▶ _Your task_
Write out the listing below exactly, and omit any images you find in it.

:: Input records ::

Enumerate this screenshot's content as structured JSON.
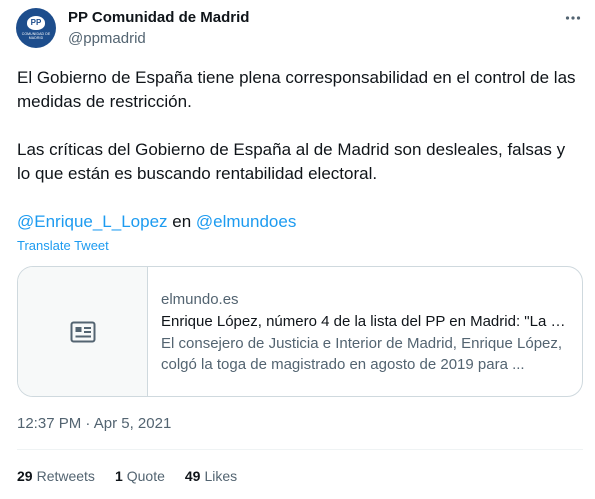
{
  "author": {
    "display_name": "PP Comunidad de Madrid",
    "handle": "@ppmadrid",
    "avatar_mark": "PP",
    "avatar_subtext": "COMUNIDAD DE MADRID"
  },
  "tweet": {
    "paragraph1": "El Gobierno de España tiene plena corresponsabilidad en el control de las medidas de restricción.",
    "paragraph2": "Las críticas del Gobierno de España al de Madrid son desleales, falsas y lo que están es buscando rentabilidad electoral.",
    "mention1": "@Enrique_L_Lopez",
    "connector": " en ",
    "mention2": "@elmundoes",
    "translate_label": "Translate Tweet"
  },
  "card": {
    "domain": "elmundo.es",
    "title": "Enrique López, número 4 de la lista del PP en Madrid: \"La c...",
    "description": "El consejero de Justicia e Interior de Madrid, Enrique López, colgó la toga de magistrado en agosto de 2019 para ...",
    "thumb_icon": "article-icon"
  },
  "meta": {
    "time": "12:37 PM",
    "separator": " · ",
    "date": "Apr 5, 2021"
  },
  "stats": {
    "retweets_count": "29",
    "retweets_label": "Retweets",
    "quotes_count": "1",
    "quotes_label": "Quote",
    "likes_count": "49",
    "likes_label": "Likes"
  },
  "colors": {
    "accent": "#1d9bf0",
    "secondary_text": "#536471",
    "avatar_bg": "#1d4d8c"
  },
  "icons": {
    "more": "more-horizontal-icon"
  }
}
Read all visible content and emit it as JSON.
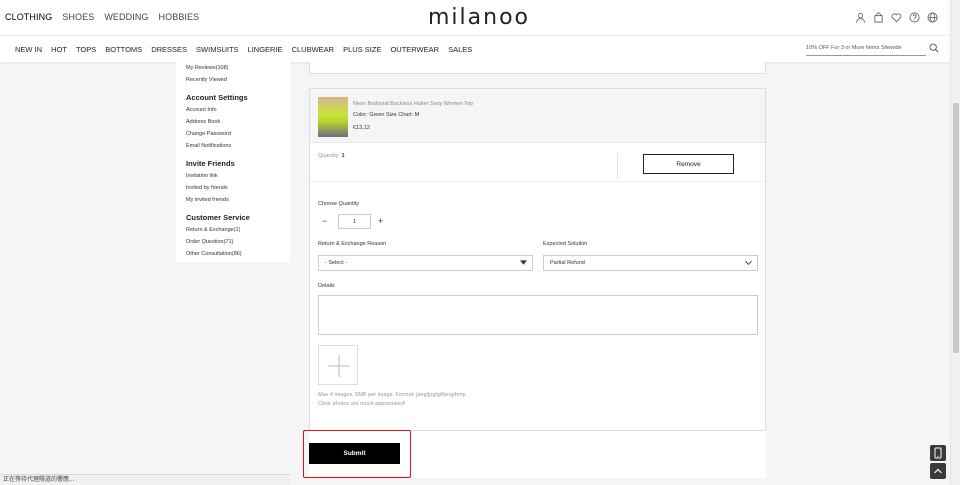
{
  "header": {
    "categories": [
      {
        "label": "CLOTHING",
        "active": true
      },
      {
        "label": "SHOES",
        "active": false
      },
      {
        "label": "WEDDING",
        "active": false
      },
      {
        "label": "HOBBIES",
        "active": false
      }
    ],
    "logo": "milanoo",
    "icons": [
      "user-icon",
      "bag-icon",
      "heart-icon",
      "help-icon",
      "globe-icon"
    ]
  },
  "nav": {
    "items": [
      "NEW IN",
      "HOT",
      "TOPS",
      "BOTTOMS",
      "DRESSES",
      "SWIMSUITS",
      "LINGERIE",
      "CLUBWEAR",
      "PLUS SIZE",
      "OUTERWEAR",
      "SALES"
    ],
    "search_placeholder": "10% OFF For 3 or More Items Sitewide"
  },
  "sidebar": {
    "top_links": [
      "My Reviews(108)",
      "Recently Viewed"
    ],
    "sections": [
      {
        "title": "Account Settings",
        "links": [
          "Account Info",
          "Address Book",
          "Change Password",
          "Email Notifications"
        ]
      },
      {
        "title": "Invite Friends",
        "links": [
          "Invitation link",
          "Invited by friends",
          "My invited friends"
        ]
      },
      {
        "title": "Customer Service",
        "links": [
          "Return & Exchange(1)",
          "Order Question(71)",
          "Other Consultation(86)"
        ]
      }
    ]
  },
  "product": {
    "name": "Neon Bodysuit Backless Halter Sexy Women Top",
    "attributes": "Color: Green  Size Chart: M",
    "price": "€13,12",
    "quantity_label": "Quantity:",
    "quantity_value": "1",
    "remove_label": "Remove"
  },
  "form": {
    "choose_quantity_label": "Choose Quantity",
    "quantity_value": "1",
    "minus": "−",
    "plus": "+",
    "reason_label": "Return & Exchange Reason",
    "reason_value": "- Select -",
    "solution_label": "Expected Solution",
    "solution_value": "Partial Refund",
    "details_label": "Details",
    "upload_hint_1": "Max 4 images, 5MB per image.  Format: jpeg/jpg/gif/png/bmp",
    "upload_hint_2": "Clear photos are much appreciated!",
    "submit_label": "Submit"
  },
  "status_bar": {
    "text": "正在等待代理隧道的響應..."
  },
  "colors": {
    "accent": "#000000",
    "highlight": "#e01010"
  }
}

:::

▶ _Written answer_
Enumerate this screenshot's content as structured JSON.
{
  "author": {
    "display_name": "PP Comunidad de Madrid",
    "handle": "@ppmadrid",
    "avatar_mark": "PP",
    "avatar_subtext": "COMUNIDAD DE MADRID"
  },
  "tweet": {
    "paragraph1": "El Gobierno de España tiene plena corresponsabilidad en el control de las medidas de restricción.",
    "paragraph2": "Las críticas del Gobierno de España al de Madrid son desleales, falsas y lo que están es buscando rentabilidad electoral.",
    "mention1": "@Enrique_L_Lopez",
    "connector": " en ",
    "mention2": "@elmundoes",
    "translate_label": "Translate Tweet"
  },
  "card": {
    "domain": "elmundo.es",
    "title": "Enrique López, número 4 de la lista del PP en Madrid: \"La c...",
    "description": "El consejero de Justicia e Interior de Madrid, Enrique López, colgó la toga de magistrado en agosto de 2019 para ...",
    "thumb_icon": "article-icon"
  },
  "meta": {
    "time": "12:37 PM",
    "separator": " · ",
    "date": "Apr 5, 2021"
  },
  "stats": {
    "retweets_count": "29",
    "retweets_label": "Retweets",
    "quotes_count": "1",
    "quotes_label": "Quote",
    "likes_count": "49",
    "likes_label": "Likes"
  },
  "colors": {
    "accent": "#1d9bf0",
    "secondary_text": "#536471",
    "avatar_bg": "#1d4d8c"
  },
  "icons": {
    "more": "more-horizontal-icon"
  }
}
Read all visible content and emit it as JSON.
{
  "header": {
    "categories": [
      {
        "label": "CLOTHING",
        "active": true
      },
      {
        "label": "SHOES",
        "active": false
      },
      {
        "label": "WEDDING",
        "active": false
      },
      {
        "label": "HOBBIES",
        "active": false
      }
    ],
    "logo": "milanoo",
    "icons": [
      "user-icon",
      "bag-icon",
      "heart-icon",
      "help-icon",
      "globe-icon"
    ]
  },
  "nav": {
    "items": [
      "NEW IN",
      "HOT",
      "TOPS",
      "BOTTOMS",
      "DRESSES",
      "SWIMSUITS",
      "LINGERIE",
      "CLUBWEAR",
      "PLUS SIZE",
      "OUTERWEAR",
      "SALES"
    ],
    "search_placeholder": "10% OFF For 3 or More Items Sitewide"
  },
  "sidebar": {
    "top_links": [
      "My Reviews(108)",
      "Recently Viewed"
    ],
    "sections": [
      {
        "title": "Account Settings",
        "links": [
          "Account Info",
          "Address Book",
          "Change Password",
          "Email Notifications"
        ]
      },
      {
        "title": "Invite Friends",
        "links": [
          "Invitation link",
          "Invited by friends",
          "My invited friends"
        ]
      },
      {
        "title": "Customer Service",
        "links": [
          "Return & Exchange(1)",
          "Order Question(71)",
          "Other Consultation(86)"
        ]
      }
    ]
  },
  "product": {
    "name": "Neon Bodysuit Backless Halter Sexy Women Top",
    "attributes": "Color: Green  Size Chart: M",
    "price": "€13,12",
    "quantity_label": "Quantity:",
    "quantity_value": "1",
    "remove_label": "Remove"
  },
  "form": {
    "choose_quantity_label": "Choose Quantity",
    "quantity_value": "1",
    "minus": "−",
    "plus": "+",
    "reason_label": "Return & Exchange Reason",
    "reason_value": "- Select -",
    "solution_label": "Expected Solution",
    "solution_value": "Partial Refund",
    "details_label": "Details",
    "upload_hint_1": "Max 4 images, 5MB per image.  Format: jpeg/jpg/gif/png/bmp",
    "upload_hint_2": "Clear photos are much appreciated!",
    "submit_label": "Submit"
  },
  "status_bar": {
    "text": "正在等待代理隧道的響應..."
  },
  "colors": {
    "accent": "#000000",
    "highlight": "#e01010"
  }
}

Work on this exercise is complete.